_Pagina_

%%

Quali sono i temi centrali della Sua poesia? Perché ha sentito la necessità di parlarne?
“Lavoro su diversi tavoli, seguo filoni diversi che si creano negli anni. Ho iniziato la serie di A metà del vivere nel 2014, quasi dieci anni fa. Una parte delle poesie contenute nel libro era uscita in Svizzera, a Lugano, grazie a Mauro Valsangiacomo della Chiara Fonte“.
Come definirebbe il Suo stile poetico?
“È stato definito ‘realismo etico’ da Giuseppe Cerbino, mi piace come definizione”.
A quale Onlus ha deciso di devolvere una parte dei ricavi di questo libro?
“Si è deciso insieme a Pietro Fratta di devolvere ad Anffas. Con loro avevo un debito, involontario ma sempre un debito. Molti anni fa scrivevo per La Gazzetta di Mantova, avevo intervistato dei ragazzi che facevano un dopo scuola organizzato da Anffas, che come sappiamo si occupa di persone con disabilità intellettive e dei loro familiari. Avevo promesso loro che l’intervista sarebbe andata sul giornale e anche le foto, perché così mi era stato detto dalla redazione. Il giorno dopo ci fu un cambio di programma e uscì l’intervista a una parlamentare del Movimento Sociale Italiano solo perché era in visita in città. Questo è stato un modo per ripagare quei ragazzi di una promessa non mantenuta”.
Cos’è per Lei il progresso in relazione con la natura e la vita umana?

%%

_Elenco con riquadri etichettati_
%%

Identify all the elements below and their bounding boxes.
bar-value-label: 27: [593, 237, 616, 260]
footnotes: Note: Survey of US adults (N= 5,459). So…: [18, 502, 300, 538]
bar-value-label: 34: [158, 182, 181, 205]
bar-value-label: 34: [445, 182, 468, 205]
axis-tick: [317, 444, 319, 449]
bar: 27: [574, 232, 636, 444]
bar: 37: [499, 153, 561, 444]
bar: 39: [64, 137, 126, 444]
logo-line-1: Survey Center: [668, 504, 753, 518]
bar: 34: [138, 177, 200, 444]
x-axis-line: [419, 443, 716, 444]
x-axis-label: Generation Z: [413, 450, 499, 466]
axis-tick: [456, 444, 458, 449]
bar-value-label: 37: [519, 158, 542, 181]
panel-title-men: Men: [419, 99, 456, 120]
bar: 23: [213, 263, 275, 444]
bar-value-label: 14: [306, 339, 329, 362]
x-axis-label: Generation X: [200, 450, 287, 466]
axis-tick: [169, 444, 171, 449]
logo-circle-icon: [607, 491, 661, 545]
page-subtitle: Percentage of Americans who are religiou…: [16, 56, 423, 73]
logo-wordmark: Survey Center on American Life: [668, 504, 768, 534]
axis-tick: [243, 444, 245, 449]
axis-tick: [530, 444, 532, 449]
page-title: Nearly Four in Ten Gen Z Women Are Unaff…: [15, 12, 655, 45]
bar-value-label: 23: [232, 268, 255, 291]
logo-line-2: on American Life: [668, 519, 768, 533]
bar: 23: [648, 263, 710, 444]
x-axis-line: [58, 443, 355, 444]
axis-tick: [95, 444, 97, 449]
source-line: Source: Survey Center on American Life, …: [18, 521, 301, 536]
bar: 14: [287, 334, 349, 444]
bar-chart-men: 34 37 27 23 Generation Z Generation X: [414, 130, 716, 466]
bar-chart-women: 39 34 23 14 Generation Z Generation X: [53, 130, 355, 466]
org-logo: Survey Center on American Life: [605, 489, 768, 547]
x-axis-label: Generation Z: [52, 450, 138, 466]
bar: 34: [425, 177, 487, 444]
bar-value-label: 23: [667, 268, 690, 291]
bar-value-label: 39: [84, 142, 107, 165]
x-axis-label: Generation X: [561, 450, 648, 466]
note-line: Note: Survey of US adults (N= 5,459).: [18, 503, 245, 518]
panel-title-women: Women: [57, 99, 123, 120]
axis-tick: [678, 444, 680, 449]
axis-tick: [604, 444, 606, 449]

%%

_Istruzioni_
Trasforma in un elenco puntato il paragrafo dell'intervista che comincia con «Si è deciso insieme a Pietro Fratta», mantenendone i fatti principali.

_Risposta completa_
- Insieme a Pietro Fratta si è deciso di devolvere una parte dei ricavi ad Anffas, che si occupa di persone con disabilità intellettive e dei loro familiari.
- Il motivo è un debito involontario. Molti anni prima, per La Gazzetta di Mantova, erano stati intervistati dei ragazzi di un doposcuola organizzato da Anffas. Su indicazione della redazione, era stato promesso loro che l'intervista e le foto sarebbero uscite sul giornale.
- Il giorno dopo, per un cambio di programma, uscì invece l'intervista a una parlamentare del Movimento Sociale Italiano, solo perché era in visita in città.
- La donazione è un modo per ripagare quei ragazzi della promessa non mantenuta.